GIVEN PROBLEM 1
Turn the rows, from the line containing "tab-label: VPai bbox=[128, 641, 150, 652]" through the line containing "page-indicator bbox=[0, 445, 370, 451]" (both included), into a JSON list of strings with one string per line and any blank lines left out.

EXTRACT TO READ
★ ★ ★ ★ ★

Furthermore, it is illustrated that place values 361-365 correspond to the hierarchy in graph 350. For example, each of the place values 361-365 can be assigned to one of the hierarchal levels 351-355, respectively. The example hierarchy in FIG. 3C has a higher place value 361, shown as the thousandths place, that corresponds to the first hierarchal level 351. A comparatively smaller place value 362, shown as the hundredths place, corresponds to the second hierarchal level 352 for the protocols. A place value 363, shown as the tenths place, corresponds to the third hierarchal level 353. A place value 364, shown as the ones place, corresponds to the fourth hierarchal level 354. A place value 365, shown as the 1/tenths place, corresponds to the fifth hierarchal level 355. Thus, each hierarchical level 351-355 corresponds to both a parameter and a place value 361-365 relating to the particular parameter, which serves as a link for subsequently measuring distances based on these parameters. As the levels (top-down) in the hierarchy reflect a decreasing significance of a parameter in determining similarities between devices, each of the place values 361-365 for a lower level also decreases (with respect to the place value at the higher level). In other words, each hierarchal level 351-355 contributes a value, vis-à-vis its place value 361-365 to the distance value that reflects the significance of that level. As an example with respect to the hierarchy in FIG. 3C, devices having a complete overlap in protocols in hierarchal level 352 (e.g., value of 0 in the thousandths place), will contribute a value that has a more significant impact on the total distance, in accordance with the hierarchal distance algorithm, than devices having a complete overlap of attributes in hierarchal level 355 (0 the 1/tenths place). The hierarchy of FIG. 3C is an example for purposes of illustration, and is not intended to limit the scope of the embodiments. The variables relating to the disclosed hierarchical distance aspects are intended to be configurable as deemed necessary or appropriate. In some embodiments, the hierarchy in FIG. 3C can be implemented based on user inputs, such as settings (e.g., GUI shown in FIG. 6D) that are received by the system to configure, and subsequently implement, the hierarchal distance algorithm.

★ ★ ★ ★ ★

GIVEN PROBLEM 2
In the passage on the distance hierarchy, which place is assigned to the fourth hierarchal level 354?

Labeled box records
★ ★ ★ ★ ★

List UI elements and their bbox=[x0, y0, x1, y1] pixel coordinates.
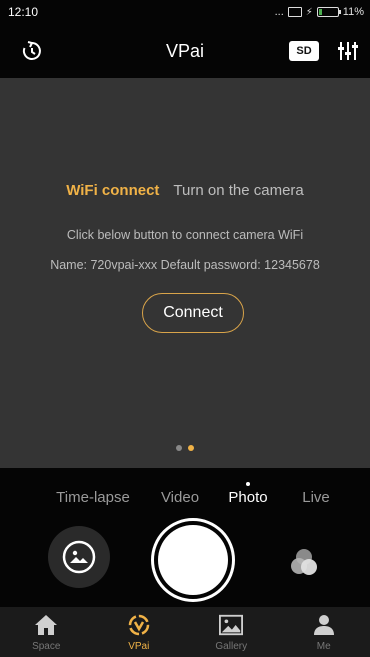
tab-label: VPai bbox=[128, 641, 150, 652]
tab-label: Space bbox=[32, 641, 61, 652]
page-dot-active[interactable] bbox=[188, 445, 194, 451]
battery-icon bbox=[316, 7, 341, 17]
step-wifi-connect[interactable]: WiFi connect bbox=[66, 182, 159, 199]
connect-button[interactable]: Connect bbox=[142, 293, 244, 333]
vpai-icon bbox=[127, 613, 151, 637]
mode-live[interactable]: Live bbox=[302, 489, 330, 506]
bottom-tab-bar: Space VPai Gallery Me bbox=[0, 607, 370, 657]
page-indicator bbox=[0, 445, 370, 451]
album-button[interactable] bbox=[48, 526, 110, 588]
selected-mode-indicator bbox=[246, 482, 250, 486]
person-icon bbox=[312, 613, 336, 637]
page-dot[interactable] bbox=[176, 445, 182, 451]
image-icon bbox=[62, 540, 96, 574]
shutter-button[interactable] bbox=[151, 518, 235, 602]
shutter-inner bbox=[158, 525, 228, 595]
sd-card-button[interactable]: SD bbox=[289, 41, 319, 61]
home-icon bbox=[34, 613, 58, 637]
tab-space[interactable]: Space bbox=[0, 607, 93, 657]
timer-icon[interactable] bbox=[18, 37, 46, 65]
tab-label: Me bbox=[316, 641, 331, 652]
status-more: ... bbox=[274, 6, 284, 18]
camera-preview: WiFi connect Turn on the camera Click bel… bbox=[0, 78, 370, 468]
mode-time-lapse[interactable]: Time-lapse bbox=[56, 489, 130, 506]
filter-icon[interactable] bbox=[288, 546, 324, 578]
tab-me[interactable]: Me bbox=[278, 607, 370, 657]
tab-label: Gallery bbox=[215, 641, 248, 652]
step-turn-on-camera[interactable]: Turn on the camera bbox=[173, 182, 303, 199]
connection-steps: WiFi connect Turn on the camera bbox=[0, 182, 370, 199]
instruction-text: Click below button to connect camera WiF… bbox=[66, 228, 304, 242]
status-time: 12:10 bbox=[8, 5, 39, 19]
status-indicators: ... ⚡ 11% bbox=[275, 6, 364, 18]
status-bar: 12:10 ... ⚡ 11% bbox=[0, 0, 370, 24]
gallery-icon bbox=[219, 613, 244, 637]
camera-controls: Time-lapse Video Photo Live bbox=[0, 468, 370, 607]
mode-video[interactable]: Video bbox=[161, 489, 199, 506]
app-header: VPai SD bbox=[0, 24, 370, 78]
sliders-icon[interactable] bbox=[335, 37, 361, 65]
mode-selector: Time-lapse Video Photo Live bbox=[0, 482, 370, 511]
credentials-text: Name: 720vpai-xxx Default password: 1234… bbox=[50, 258, 320, 272]
battery-percent: 11% bbox=[342, 6, 364, 18]
page-title: VPai bbox=[165, 40, 205, 61]
tab-vpai[interactable]: VPai bbox=[93, 607, 186, 657]
tab-gallery[interactable]: Gallery bbox=[185, 607, 278, 657]
sim-icon bbox=[287, 7, 302, 17]
mode-photo[interactable]: Photo bbox=[228, 489, 267, 506]
charging-icon: ⚡ bbox=[305, 6, 313, 18]
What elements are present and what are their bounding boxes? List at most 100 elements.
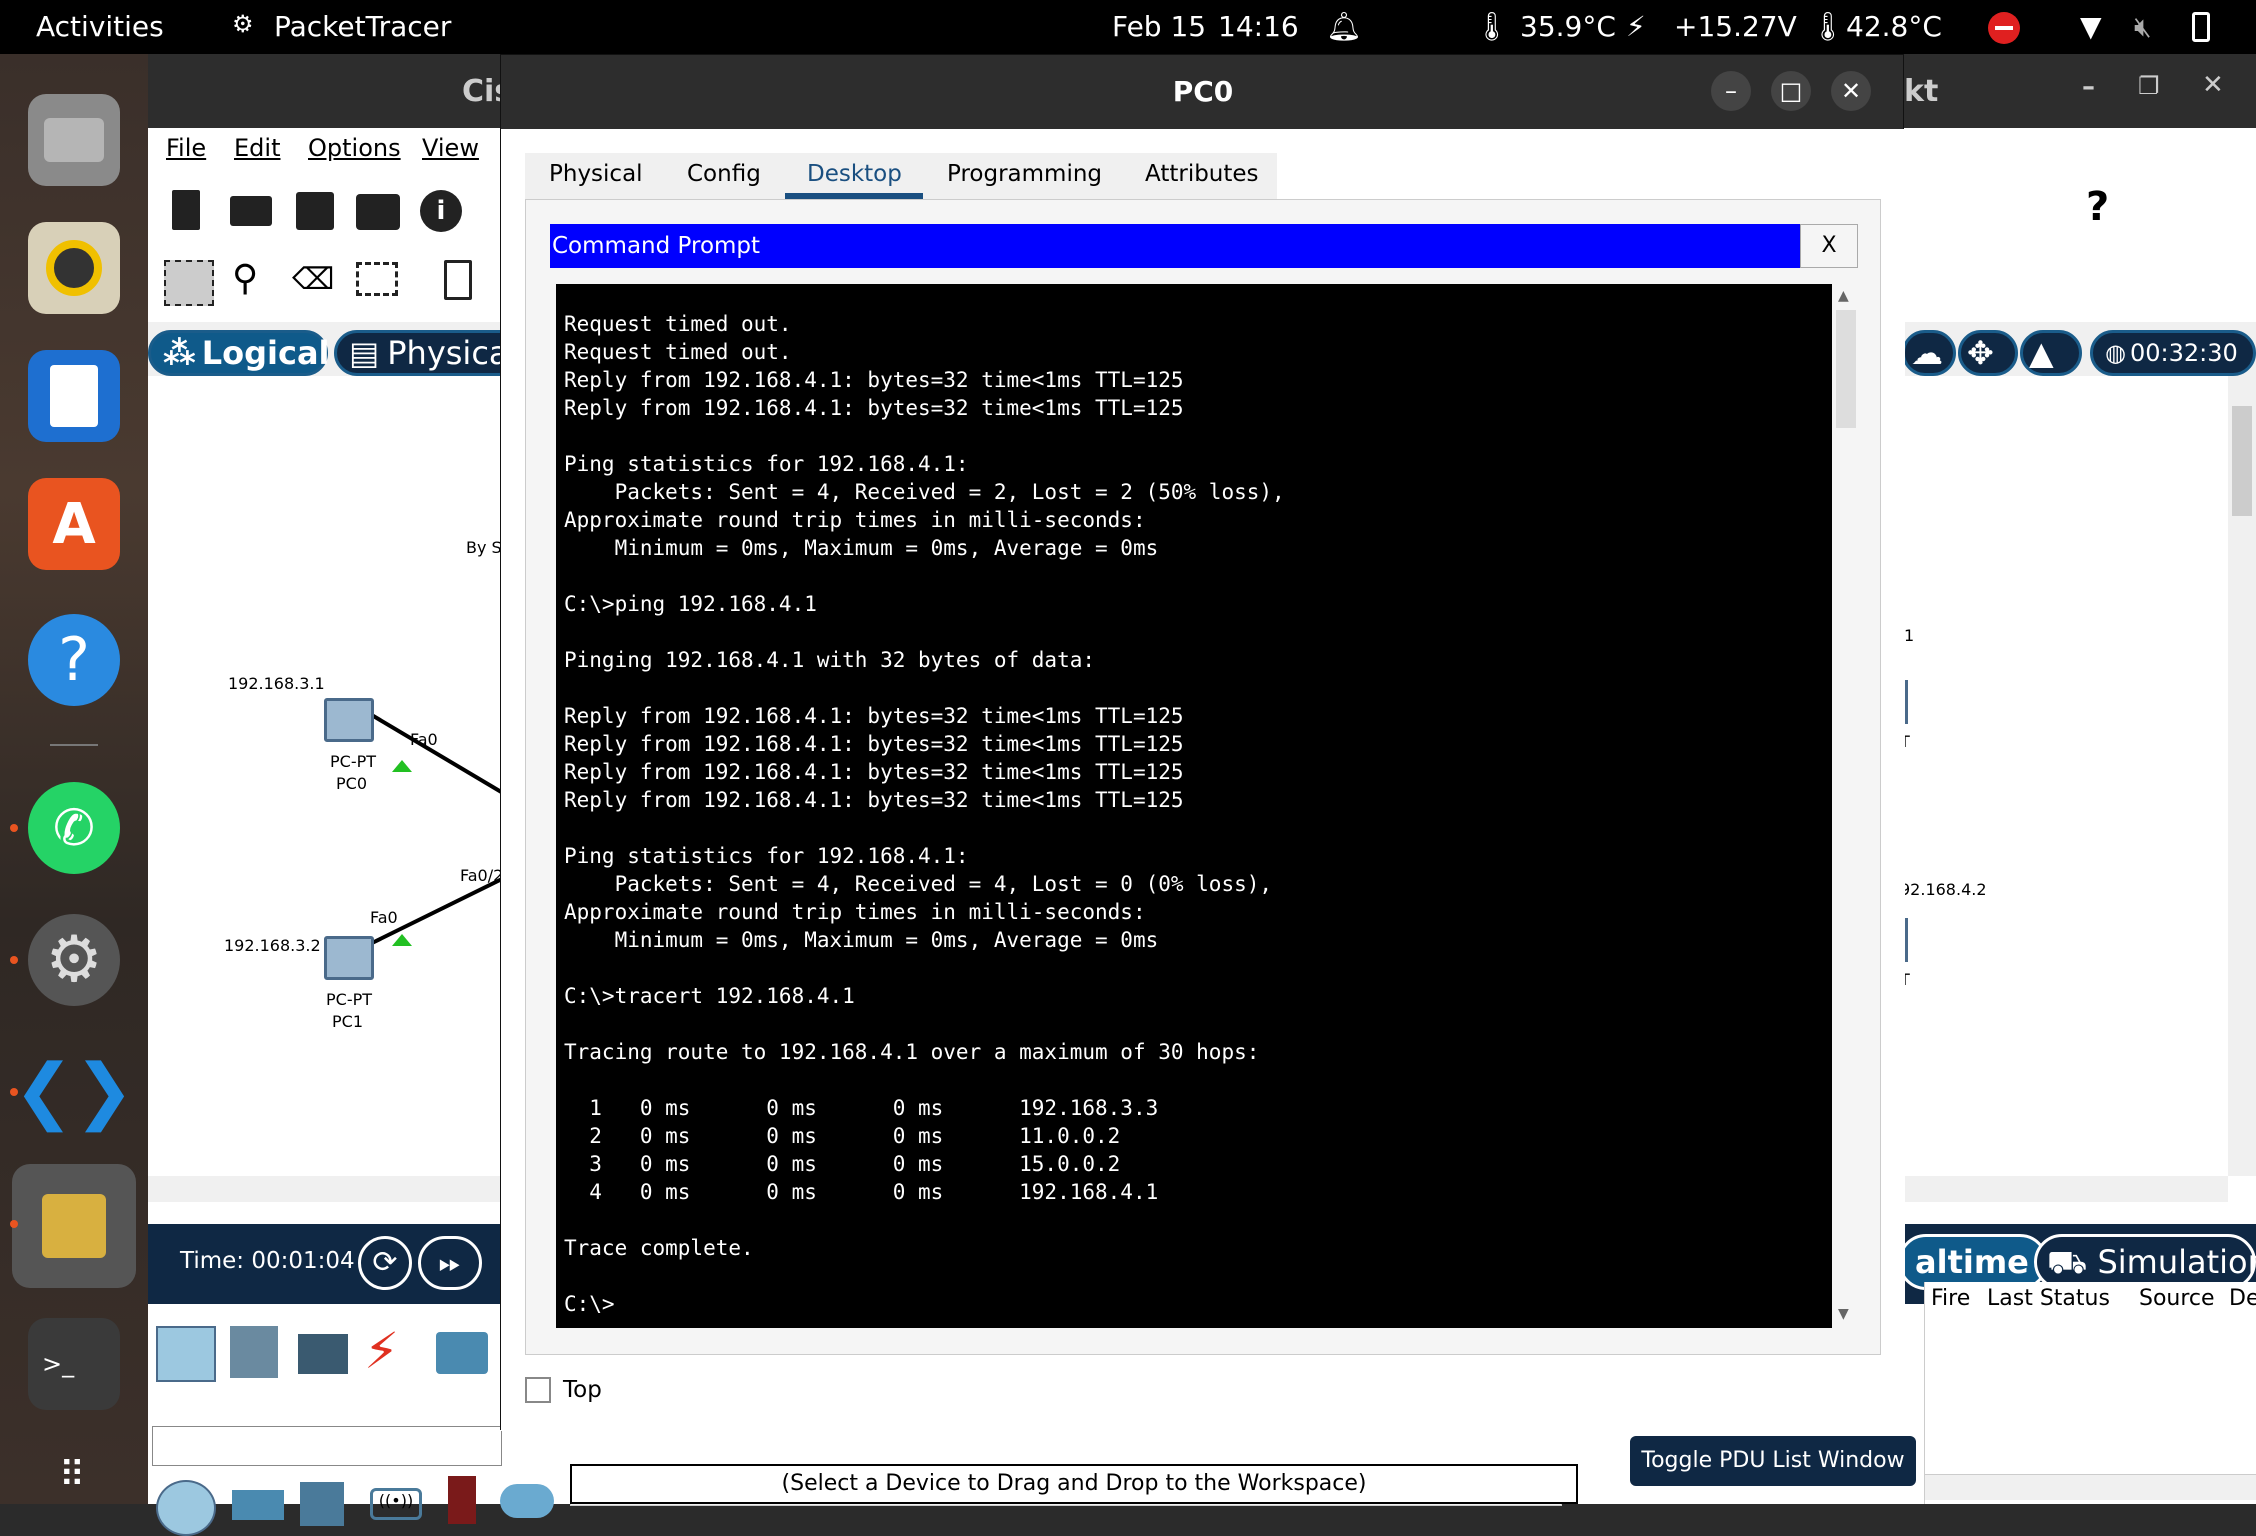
device-filter[interactable] bbox=[152, 1426, 502, 1466]
restore-icon[interactable]: ❐ bbox=[2138, 72, 2160, 100]
scroll-up-icon[interactable]: ▲ bbox=[1838, 288, 1849, 304]
app-grid-icon[interactable]: ⠿ bbox=[28, 1430, 120, 1522]
menu-options[interactable]: Options bbox=[308, 134, 401, 162]
tab-desktop[interactable]: Desktop bbox=[807, 161, 902, 187]
tab-physical[interactable]: Physical bbox=[549, 161, 643, 187]
search-icon[interactable]: ⚲ bbox=[232, 258, 258, 299]
workspace-vscrollbar[interactable] bbox=[2228, 376, 2256, 1176]
battery-icon[interactable] bbox=[2192, 12, 2210, 42]
move-icon[interactable]: ✥ bbox=[1958, 330, 2018, 376]
dock-separator bbox=[50, 744, 98, 746]
bell-icon[interactable]: 🔔︎ bbox=[1326, 10, 1362, 43]
link-up-indicator bbox=[392, 934, 412, 946]
activities-button[interactable]: Activities bbox=[36, 10, 164, 43]
toggle-pdu-button[interactable]: Toggle PDU List Window bbox=[1630, 1436, 1916, 1486]
viewport-clock[interactable]: ◍ 00:32:30 bbox=[2090, 330, 2256, 376]
pdu-col-last-status[interactable]: Last Status bbox=[1987, 1286, 2110, 1311]
scroll-thumb[interactable] bbox=[1836, 310, 1856, 428]
dialog-minimize-icon[interactable]: – bbox=[1711, 71, 1751, 111]
select-icon[interactable] bbox=[164, 260, 214, 306]
pdu-col-source[interactable]: Source bbox=[2139, 1286, 2215, 1311]
cloud-icon[interactable]: ☁ bbox=[1902, 330, 1956, 376]
power-cycle-icon[interactable]: ⟳ bbox=[358, 1236, 412, 1290]
wireless-icon[interactable]: ((•)) bbox=[370, 1488, 422, 1520]
command-prompt-close-button[interactable]: X bbox=[1800, 224, 1858, 268]
running-indicator bbox=[10, 956, 18, 964]
open-folder-icon[interactable] bbox=[230, 196, 272, 226]
security-icon[interactable] bbox=[448, 1476, 476, 1524]
vscroll-thumb[interactable] bbox=[2232, 406, 2252, 516]
dialog-tabs: Physical Config Desktop Programming Attr… bbox=[525, 153, 1277, 199]
stop-icon[interactable] bbox=[1988, 12, 2020, 44]
packettracer-icon[interactable] bbox=[12, 1164, 136, 1288]
tab-config[interactable]: Config bbox=[687, 161, 761, 187]
pdu-hscrollbar[interactable] bbox=[1925, 1474, 2256, 1500]
routers-icon[interactable] bbox=[156, 1480, 216, 1536]
menu-file[interactable]: File bbox=[166, 134, 206, 162]
delete-icon[interactable]: ⌫ bbox=[292, 262, 334, 297]
command-prompt-header: Command Prompt X bbox=[550, 224, 1858, 268]
top-checkbox[interactable]: Top bbox=[525, 1377, 602, 1403]
help-button[interactable]: ? bbox=[2086, 184, 2109, 230]
components-icon[interactable] bbox=[298, 1334, 348, 1374]
save-icon[interactable] bbox=[296, 192, 334, 230]
app-menu[interactable]: PacketTracer bbox=[274, 10, 451, 43]
logical-tab[interactable]: ⁂ Logical bbox=[148, 330, 330, 376]
print-icon[interactable] bbox=[356, 194, 400, 230]
logical-icon: ⁂ bbox=[163, 334, 196, 372]
software-icon[interactable]: A bbox=[28, 478, 120, 570]
pt-title-right: kt bbox=[1904, 74, 1939, 109]
note-icon[interactable] bbox=[444, 260, 472, 300]
date[interactable]: Feb 15 bbox=[1112, 10, 1206, 43]
whatsapp-icon[interactable]: ✆ bbox=[28, 782, 120, 874]
pdu-list: Fire Last Status Source De bbox=[1924, 1282, 2256, 1504]
pc0-type: PC-PT bbox=[330, 752, 377, 771]
top-checkbox-box[interactable] bbox=[525, 1377, 551, 1403]
help-icon[interactable]: ? bbox=[28, 614, 120, 706]
tab-attributes[interactable]: Attributes bbox=[1145, 161, 1259, 187]
switches-icon[interactable] bbox=[232, 1490, 284, 1520]
pdu-col-destination[interactable]: De bbox=[2229, 1286, 2256, 1311]
rhythmbox-icon[interactable] bbox=[28, 222, 120, 314]
pc1-port: Fa0 bbox=[370, 908, 398, 927]
pdu-col-fire[interactable]: Fire bbox=[1931, 1286, 1970, 1311]
dialog-maximize-icon[interactable]: □ bbox=[1771, 71, 1811, 111]
minimize-icon[interactable]: – bbox=[2082, 72, 2095, 102]
pc0-device-icon[interactable] bbox=[324, 698, 374, 742]
dialog-close-icon[interactable]: ✕ bbox=[1831, 71, 1871, 111]
menu-edit[interactable]: Edit bbox=[234, 134, 280, 162]
wifi-icon[interactable]: ▼ bbox=[2080, 10, 2102, 43]
pc1-device-icon[interactable] bbox=[324, 936, 374, 980]
pc0-ip: 192.168.3.1 bbox=[228, 674, 325, 693]
network-devices-icon[interactable] bbox=[156, 1326, 216, 1382]
temp2: 42.8°C bbox=[1846, 10, 1942, 43]
dock: A ? ✆ ⚙ ❮❯ >_ ⠿ bbox=[0, 54, 148, 1504]
terminal-scrollbar[interactable]: ▲ ▼ bbox=[1832, 284, 1860, 1328]
sim-time: Time: 00:01:04 bbox=[180, 1248, 355, 1274]
pc0-dialog: PC0 – □ ✕ Physical Config Desktop Progra… bbox=[500, 54, 1905, 1431]
tab-programming[interactable]: Programming bbox=[947, 161, 1102, 187]
close-icon[interactable]: ✕ bbox=[2202, 70, 2224, 100]
files-icon[interactable] bbox=[28, 94, 120, 186]
settings-icon[interactable]: ⚙ bbox=[28, 914, 120, 1006]
scroll-down-icon[interactable]: ▼ bbox=[1838, 1306, 1849, 1322]
fast-forward-icon[interactable]: ⏩︎ bbox=[418, 1236, 482, 1290]
writer-icon[interactable] bbox=[28, 350, 120, 442]
misc-icon[interactable] bbox=[436, 1332, 488, 1374]
resize-icon[interactable] bbox=[356, 262, 398, 296]
vscode-icon[interactable]: ❮❯ bbox=[14, 1044, 135, 1136]
terminal-output[interactable]: Request timed out. Request timed out. Re… bbox=[556, 284, 1832, 1328]
mute-icon[interactable]: 🔇︎ bbox=[2134, 10, 2152, 44]
wan-emulation-icon[interactable] bbox=[500, 1484, 554, 1518]
clock[interactable]: 14:16 bbox=[1218, 10, 1299, 43]
background-icon[interactable]: ▲ bbox=[2020, 330, 2082, 376]
connections-icon[interactable]: ⚡︎ bbox=[364, 1322, 399, 1380]
info-icon[interactable]: i bbox=[420, 190, 462, 232]
new-file-icon[interactable] bbox=[172, 190, 200, 230]
menu-view[interactable]: View bbox=[422, 134, 479, 162]
end-devices-icon[interactable] bbox=[230, 1326, 278, 1378]
thermometer-icon: 🌡︎ bbox=[1474, 10, 1510, 43]
terminal-icon[interactable]: >_ bbox=[28, 1318, 120, 1410]
thermometer-icon: 🌡︎ bbox=[1810, 10, 1846, 43]
hubs-icon[interactable] bbox=[300, 1482, 344, 1526]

★ ★ ★ ★ ★

PROBLEM SOLUTION 1
[
  "tab-label: VPai bbox=[128, 641, 150, 652]",
  "tab-label: Space bbox=[32, 641, 61, 652]",
  "page-dot-active[interactable] bbox=[188, 445, 194, 451]",
  "battery-icon bbox=[316, 7, 341, 17]",
  "step-wifi-connect[interactable]: WiFi connect bbox=[66, 182, 159, 199]",
  "connect-button[interactable]: Connect bbox=[142, 293, 244, 333]",
  "vpai-icon bbox=[127, 613, 151, 637]",
  "mode-live[interactable]: Live bbox=[302, 489, 330, 506]",
  "bottom-tab-bar: Space VPai Gallery Me bbox=[0, 607, 370, 657]",
  "page-indicator bbox=[0, 445, 370, 451]"
]

PROBLEM SOLUTION 2
The ones place (place value 364).